___ DOCUMENT SECTION ___

I am trying to concat multiple columns in spark using concat function.
For example below is the table for which I have to add new concatenated column
table - **t**
+---+----+  
| id|name|
+---+----+  
|  1|   a|  
|  2|   b|
+---+----+
and below is the table which has the information about which columns are to be concatenated for given id (for id 1 column id and name needs to be concatenated and for id 2 only id)
table - **r**
+---+-------+
| id|   att |
+---+-------+
|  1|id,name|
|  2|   id  |
+---+-------+
if I join the two tables and do something like below, I am able to concat but not based on the table r (as the new column is having 1,a for first row but for second row it should be 2 only)
t.withColumn("new",concat_ws(",",t.select("att").first.mkString.split(",").map(c => col(c)): _*)).show
+---+----+-------+---+
| id|name|  att  |new|
+---+----+-------+---+
|  1|   a|id,name|1,a|
|  2|   b|  id   |2,b|
+---+----+-------+---+
I have to apply filter before the select in the above query, but I am not sure how to do that in withColumn for each row.
Something like below, if that is possible.
t.withColumn("new",concat_ws(",",t.**filter**("id="+this.id).select("att").first.mkString.split(",").map(c => col(c)): _*)).show
As it will require to filter each row based on the id.
scala> t.filter("id=1").select("att").first.mkString.split(",").map(c => col(c))
res90: Array[org.apache.spark.sql.Column] = Array(id, name)
scala> t.filter("id=2").select("att").first.mkString.split(",").map(c => col(c))
res89: Array[org.apache.spark.sql.Column] = Array(id)
Below is the final required result.
+---+----+-------+---+
| id|name|  att  |new|
+---+----+-------+---+
|  1|   a|id,name|1,a|
|  2|   b|  id   |2  |
+---+----+-------+---+

___ DATA LINES ___

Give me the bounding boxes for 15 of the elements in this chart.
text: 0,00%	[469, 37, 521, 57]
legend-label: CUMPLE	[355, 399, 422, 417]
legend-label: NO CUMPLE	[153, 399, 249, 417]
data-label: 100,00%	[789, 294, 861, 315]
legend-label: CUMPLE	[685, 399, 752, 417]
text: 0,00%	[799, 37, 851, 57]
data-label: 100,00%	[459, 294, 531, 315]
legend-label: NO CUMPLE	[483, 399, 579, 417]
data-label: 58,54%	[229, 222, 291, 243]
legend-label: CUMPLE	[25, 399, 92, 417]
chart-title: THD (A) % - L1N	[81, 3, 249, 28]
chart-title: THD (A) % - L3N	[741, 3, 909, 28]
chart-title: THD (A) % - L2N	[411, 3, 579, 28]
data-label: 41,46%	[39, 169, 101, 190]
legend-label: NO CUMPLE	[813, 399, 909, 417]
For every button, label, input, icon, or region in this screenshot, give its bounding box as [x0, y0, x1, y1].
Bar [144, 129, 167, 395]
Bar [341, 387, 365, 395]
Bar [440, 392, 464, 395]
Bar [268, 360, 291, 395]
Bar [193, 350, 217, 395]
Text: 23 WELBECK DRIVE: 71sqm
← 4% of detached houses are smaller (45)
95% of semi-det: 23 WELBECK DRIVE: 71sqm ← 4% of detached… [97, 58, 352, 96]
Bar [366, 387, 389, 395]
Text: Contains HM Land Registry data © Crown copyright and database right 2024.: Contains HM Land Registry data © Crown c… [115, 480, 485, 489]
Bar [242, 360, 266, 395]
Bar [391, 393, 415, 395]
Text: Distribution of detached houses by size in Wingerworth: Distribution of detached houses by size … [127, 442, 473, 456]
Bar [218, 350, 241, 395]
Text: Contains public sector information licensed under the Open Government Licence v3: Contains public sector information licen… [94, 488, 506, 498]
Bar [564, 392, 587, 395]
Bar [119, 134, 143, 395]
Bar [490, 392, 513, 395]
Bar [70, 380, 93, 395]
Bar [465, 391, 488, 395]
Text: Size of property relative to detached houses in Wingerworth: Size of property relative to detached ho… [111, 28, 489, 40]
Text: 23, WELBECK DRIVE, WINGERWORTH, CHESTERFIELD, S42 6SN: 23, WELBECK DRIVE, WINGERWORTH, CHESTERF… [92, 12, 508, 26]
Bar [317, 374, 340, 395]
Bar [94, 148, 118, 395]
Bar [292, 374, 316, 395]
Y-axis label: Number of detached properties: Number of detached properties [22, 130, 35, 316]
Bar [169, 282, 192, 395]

___

CHALLENGES
1. In the Spark concatenation question, which columns are to be concatenated for id 1?
2. In the Spark concatenation question, rework the part that opens with the words "table - **r**" and closes with "should be 2 only)", putting "merge" in place of "join".

TASK-BY-TASK ANSWERS
1. The id and name columns.

2.
table - **r**
+---+-------+
| id|   att |
+---+-------+
|  1|id,name|
|  2|   id  |
+---+-------+
if I merge the two tables and do something like below, I am able to concat but not based on the table r (as the new column is having 1,a for first row but for second row it should be 2 only)